**Selected excerpt:**
........

Here, we list some modules that will be used in this course:
- `Numpy`: powerful tool to deal with n-dimensional arrays;
- `SciPy`: fundamental algorithms for scientific computing;
- `Pandas`: provides high-performance, easy-to-use data structures and data analysis tools;
- `Statsmodels`: provides classes and functions for the estimation of many different statistical models (regressions), as well as for conducting statistical tests, and statistical data exploration;
- `PyFixest`: provides fixed effects regression methods;
- `Seaborn`: statistical data visualization;
- `Stargazer`: helps to generate beautiful tables of regression results. 

In [1]:
# import the module, and claim its name as 'np'
import numpy as np  

np.sqrt(5) # call a function from the module

2.23606797749979

Theoratically, you can rename the module as wild as you like. However, following some conventions makes your code more readable.

In [2]:
import pandas as pd
import statsmodels as sm 
import seaborn as sns

Alternatively, we can also import select functions from a module. For example, we only want to use `stats.norm` in the `SciPy` module.

........

**Records provided:**
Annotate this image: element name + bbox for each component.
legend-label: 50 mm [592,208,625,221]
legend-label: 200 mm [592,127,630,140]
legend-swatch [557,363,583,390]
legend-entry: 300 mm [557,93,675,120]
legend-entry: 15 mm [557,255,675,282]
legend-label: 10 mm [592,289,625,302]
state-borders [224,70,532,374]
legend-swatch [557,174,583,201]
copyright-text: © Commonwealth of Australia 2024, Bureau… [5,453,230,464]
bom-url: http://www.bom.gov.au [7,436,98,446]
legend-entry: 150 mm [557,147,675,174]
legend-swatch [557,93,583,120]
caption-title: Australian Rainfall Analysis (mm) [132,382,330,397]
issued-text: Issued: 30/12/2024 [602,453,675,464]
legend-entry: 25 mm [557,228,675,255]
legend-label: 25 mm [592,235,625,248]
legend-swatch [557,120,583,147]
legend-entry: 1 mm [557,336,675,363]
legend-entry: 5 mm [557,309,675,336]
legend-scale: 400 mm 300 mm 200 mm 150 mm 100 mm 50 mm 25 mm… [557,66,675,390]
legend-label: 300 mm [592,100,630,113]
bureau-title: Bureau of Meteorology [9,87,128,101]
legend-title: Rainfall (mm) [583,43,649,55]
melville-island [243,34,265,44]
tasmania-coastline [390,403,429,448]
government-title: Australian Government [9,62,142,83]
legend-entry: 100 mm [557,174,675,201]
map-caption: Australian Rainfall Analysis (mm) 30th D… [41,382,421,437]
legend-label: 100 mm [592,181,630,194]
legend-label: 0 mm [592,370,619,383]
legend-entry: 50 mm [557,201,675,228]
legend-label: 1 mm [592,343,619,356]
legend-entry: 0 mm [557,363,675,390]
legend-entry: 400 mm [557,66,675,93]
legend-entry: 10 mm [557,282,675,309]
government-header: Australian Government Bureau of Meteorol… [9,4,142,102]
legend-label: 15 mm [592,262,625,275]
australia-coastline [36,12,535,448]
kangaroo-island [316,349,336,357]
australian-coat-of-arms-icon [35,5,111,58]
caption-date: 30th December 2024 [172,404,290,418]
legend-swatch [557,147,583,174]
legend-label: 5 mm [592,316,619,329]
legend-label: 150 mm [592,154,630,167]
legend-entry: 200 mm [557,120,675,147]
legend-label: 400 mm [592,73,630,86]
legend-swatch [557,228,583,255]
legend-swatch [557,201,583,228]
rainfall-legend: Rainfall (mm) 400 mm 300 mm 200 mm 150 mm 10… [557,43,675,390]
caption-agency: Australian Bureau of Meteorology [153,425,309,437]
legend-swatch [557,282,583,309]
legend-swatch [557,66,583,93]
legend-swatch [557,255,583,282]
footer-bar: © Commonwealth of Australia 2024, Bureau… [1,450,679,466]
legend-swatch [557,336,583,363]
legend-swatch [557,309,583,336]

........

**Written task 1:** In the excerpt on Python modules, translate the following sentence into French: "However, following some conventions makes your code more readable."
**Written task 2:** According to the excerpt on Python modules, what does `PyFixest` provide?
**Written task 3:** Continue the excerpt on Python modules from the point at which it stops.

**Final result 1:** Cependant, suivre certaines conventions rend votre code plus lisible.

**Final result 2:** It provides fixed effects regression methods.

**Final result 3:**
In [3]:
from scipy.stats import norm 

# return the 97.5% quantile of the standard normal distribution. 
norm.ppf(0.975) 

# Note that we don't need to specify the module name before the function now.


1.959963984540054

Among the modules mentioned above, `Pandas` and `Seaborn` are the most relevant in this course. Please take a look at the following links:

- Pandas Tutorials: https://pandas.pydata.org/docs/getting_started/intro_tutorials/index.html
- An Intro to Seaborn: https://seaborn.pydata.org/tutorial/introduction.html

### Variables

- Variables are assigned values using the "=" operator;
- Variable type is not specified (Python determines data types for variables based on the context);
- Types can be changed with a reassignment.
- A built-in function, type(), returns the type of the data assigned to a variable.

1. Boolean: `True` and `False`

2. Numbers: Integers and floating point (64-bit)
  - [more examples](https://docs.python.org/3/tutorial/introduction.html#numbers)

In [4]:
a = 1.0

type(a)

float

In [5]:
b = 2

type(b)

int

In [6]:
# operation between integers can return a float
c = 2 / 3

c

0.6666666666666666

3. Strings
  - Indicated using pairs of single '' or double "" quotes.
  - Strings can be indexed and sliced (see below). Note that in Python, we always count from 0.
  - [more examples](https://docs.python.org/3/tutorial/introduction.html#text)

In [7]:
c = 'python'

len(c) # length of the string

6

In [8]:
c[0] # character in position 0

'p'

In [9]:
c[-1] # the last character

'n'

In [10]:
c[1:3] # characters from position 1 (included) to 3 (excluded)

'yt'

4. Lists
  - Indicated using square brackets [].
  - Lists can be indexed and sliced (in the same way of strings).
  - Lists can be nested.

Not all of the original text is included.